_Task 1_:
According to the article on Pakistan's flood relief shortfall, how many people were affected by the floods in the southern belt?
_Task 2_:
Continue the article on Pakistan's flood relief shortfall after its final sentence.

— begin Excerpt —

Aid groups warn over Pakistan flood fund

The badly affected province was already reeling from floods last year that were the worst ever in Pakistan.

Islamabad: Aid groups on Wednesday warned that vital
relief efforts for five million people affected by floods in
Pakistan`s fertile southern belt could be cut back because of
a shortfall in foreign donations.

Supplies of clean water, sanitation, food, shelter and
healthcare are all under severe threat and impoverished
farmers in waterlogged Sindh face losing yet another winter
crop, just as the cold weather closes in.

The badly affected province was already reeling from
floods last year that were the worst ever in Pakistan.

Less than a third of the UN`s USD 357 million floods
appeal for 2011 has been met and global aid organisations
Oxfam, Save the Children, Care and umbrella group ACTED are
urging donors to give more or see aid flows stop.

— end Excerpt —
— begin Material provided —

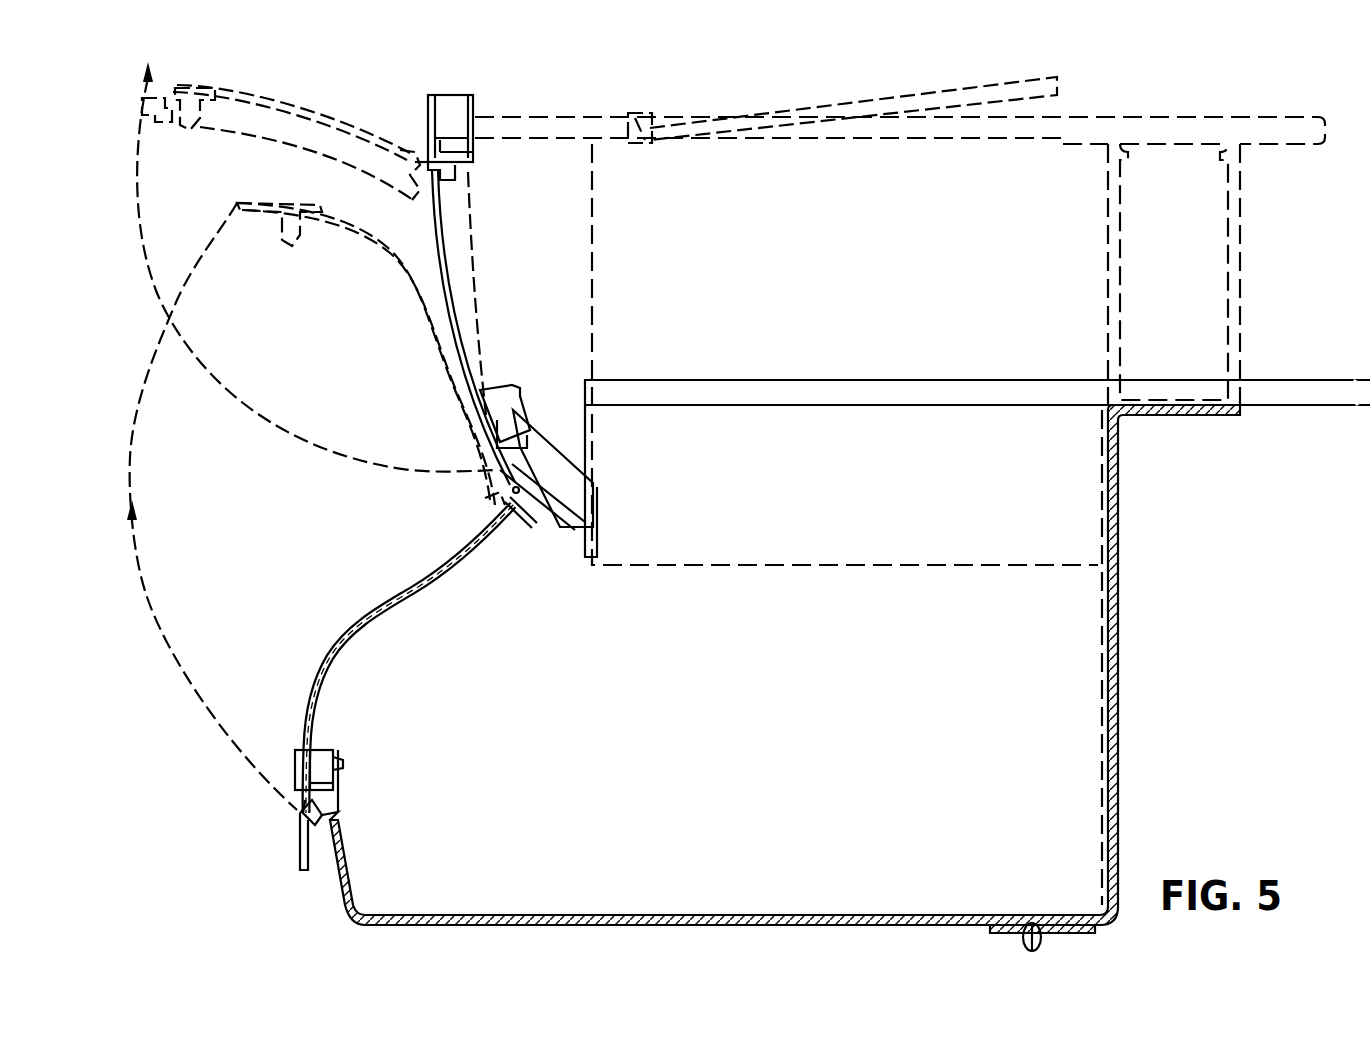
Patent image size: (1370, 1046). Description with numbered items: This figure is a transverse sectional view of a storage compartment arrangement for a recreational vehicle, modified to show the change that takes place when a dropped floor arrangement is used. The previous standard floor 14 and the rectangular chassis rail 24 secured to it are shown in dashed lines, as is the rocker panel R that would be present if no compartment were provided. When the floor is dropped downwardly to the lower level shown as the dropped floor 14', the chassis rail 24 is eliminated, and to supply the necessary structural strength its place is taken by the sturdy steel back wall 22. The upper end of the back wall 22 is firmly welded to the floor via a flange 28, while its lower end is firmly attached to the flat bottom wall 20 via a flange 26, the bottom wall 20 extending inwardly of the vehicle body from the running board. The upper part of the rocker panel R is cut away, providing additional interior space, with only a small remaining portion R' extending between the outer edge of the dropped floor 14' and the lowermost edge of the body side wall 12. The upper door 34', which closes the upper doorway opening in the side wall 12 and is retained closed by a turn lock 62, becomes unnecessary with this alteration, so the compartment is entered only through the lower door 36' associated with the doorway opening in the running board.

— end Material provided —

_Result 1_:
Five million people.

_Result 2_:
"Over two months into the crisis, millions of people are
still without basics. If relief operations stop, it could lead
to an unimaginable catastrophe," said Neva Khan, Oxfam`s
country director in Pakistan.

"With winter approaching fast, millions of people who are
still without shelter will be left out in the cold. We
urgently need to see the same donor generosity and giving that
took place last year during the floods."

Save the Children has raised only 35 per cent of its
required funds, while Care faces a shortfall of 91 per cent.
The US and European Commission have given the most money
to the United Nations appeal, donating USD 13.4 million and
USD 20.6 million respectively.

Stacey Winston, from the UN, said the 2011 fund "remains
distressingly underfunded with a 73 per cent shortfall and if
more funding is not received relief supplies will run out
within weeks."

According to official figures, more than 1.58 million
homes in Sindh and 26,000 in neighbouring Baluchistan province
have been damaged in the flood disaster. About 800,000 people
remain displaced.

Latest estimates suggest that three million people are in
urgent need of emergency food supplies.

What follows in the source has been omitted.